- Exercise goal: Repeat each record below exactly as given.

[Collected data entries]
----

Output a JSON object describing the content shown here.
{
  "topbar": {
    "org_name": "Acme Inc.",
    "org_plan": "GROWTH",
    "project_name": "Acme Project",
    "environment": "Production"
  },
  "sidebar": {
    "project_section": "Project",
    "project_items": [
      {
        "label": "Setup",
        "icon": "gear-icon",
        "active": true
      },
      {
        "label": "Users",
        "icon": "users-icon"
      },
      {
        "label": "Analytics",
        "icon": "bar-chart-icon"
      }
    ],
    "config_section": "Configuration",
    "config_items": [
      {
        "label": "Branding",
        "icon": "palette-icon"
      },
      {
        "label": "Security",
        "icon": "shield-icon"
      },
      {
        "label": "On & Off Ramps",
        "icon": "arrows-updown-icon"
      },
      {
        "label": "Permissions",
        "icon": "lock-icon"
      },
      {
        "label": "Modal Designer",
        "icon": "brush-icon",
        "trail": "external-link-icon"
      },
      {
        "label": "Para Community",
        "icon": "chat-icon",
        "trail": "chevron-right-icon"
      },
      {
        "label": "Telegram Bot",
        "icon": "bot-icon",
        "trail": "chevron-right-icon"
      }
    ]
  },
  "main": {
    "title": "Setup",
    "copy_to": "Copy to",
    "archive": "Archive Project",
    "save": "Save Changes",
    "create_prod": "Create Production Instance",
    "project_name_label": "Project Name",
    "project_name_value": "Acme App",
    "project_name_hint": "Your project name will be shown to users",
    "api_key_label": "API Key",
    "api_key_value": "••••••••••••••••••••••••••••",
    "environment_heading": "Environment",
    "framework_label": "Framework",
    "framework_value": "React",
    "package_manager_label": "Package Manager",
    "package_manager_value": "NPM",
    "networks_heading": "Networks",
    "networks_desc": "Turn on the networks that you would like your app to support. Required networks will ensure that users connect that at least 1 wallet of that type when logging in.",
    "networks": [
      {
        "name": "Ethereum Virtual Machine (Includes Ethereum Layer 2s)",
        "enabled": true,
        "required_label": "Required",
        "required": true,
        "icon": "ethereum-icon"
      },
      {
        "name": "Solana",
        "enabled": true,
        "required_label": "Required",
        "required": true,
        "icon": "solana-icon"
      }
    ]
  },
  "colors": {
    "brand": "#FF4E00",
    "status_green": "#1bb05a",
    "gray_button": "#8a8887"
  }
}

----

- Written solution:
Output a JSON object describing the content shown here.
{
  "topbar": {
    "org_name": "Acme Inc.",
    "org_plan": "GROWTH",
    "project_name": "Acme Project",
    "environment": "Production"
  },
  "sidebar": {
    "project_section": "Project",
    "project_items": [
      {
        "label": "Setup",
        "icon": "gear-icon",
        "active": true
      },
      {
        "label": "Users",
        "icon": "users-icon"
      },
      {
        "label": "Analytics",
        "icon": "bar-chart-icon"
      }
    ],
    "config_section": "Configuration",
    "config_items": [
      {
        "label": "Branding",
        "icon": "palette-icon"
      },
      {
        "label": "Security",
        "icon": "shield-icon"
      },
      {
        "label": "On & Off Ramps",
        "icon": "arrows-updown-icon"
      },
      {
        "label": "Permissions",
        "icon": "lock-icon"
      },
      {
        "label": "Modal Designer",
        "icon": "brush-icon",
        "trail": "external-link-icon"
      },
      {
        "label": "Para Community",
        "icon": "chat-icon",
        "trail": "chevron-right-icon"
      },
      {
        "label": "Telegram Bot",
        "icon": "bot-icon",
        "trail": "chevron-right-icon"
      }
    ]
  },
  "main": {
    "title": "Setup",
    "copy_to": "Copy to",
    "archive": "Archive Project",
    "save": "Save Changes",
    "create_prod": "Create Production Instance",
    "project_name_label": "Project Name",
    "project_name_value": "Acme App",
    "project_name_hint": "Your project name will be shown to users",
    "api_key_label": "API Key",
    "api_key_value": "••••••••••••••••••••••••••••",
    "environment_heading": "Environment",
    "framework_label": "Framework",
    "framework_value": "React",
    "package_manager_label": "Package Manager",
    "package_manager_value": "NPM",
    "networks_heading": "Networks",
    "networks_desc": "Turn on the networks that you would like your app to support. Required networks will ensure that users connect that at least 1 wallet of that type when logging in.",
    "networks": [
      {
        "name": "Ethereum Virtual Machine (Includes Ethereum Layer 2s)",
        "enabled": true,
        "required_label": "Required",
        "required": true,
        "icon": "ethereum-icon"
      },
      {
        "name": "Solana",
        "enabled": true,
        "required_label": "Required",
        "required": true,
        "icon": "solana-icon"
      }
    ]
  },
  "colors": {
    "brand": "#FF4E00",
    "status_green": "#1bb05a",
    "gray_button": "#8a8887"
  }
}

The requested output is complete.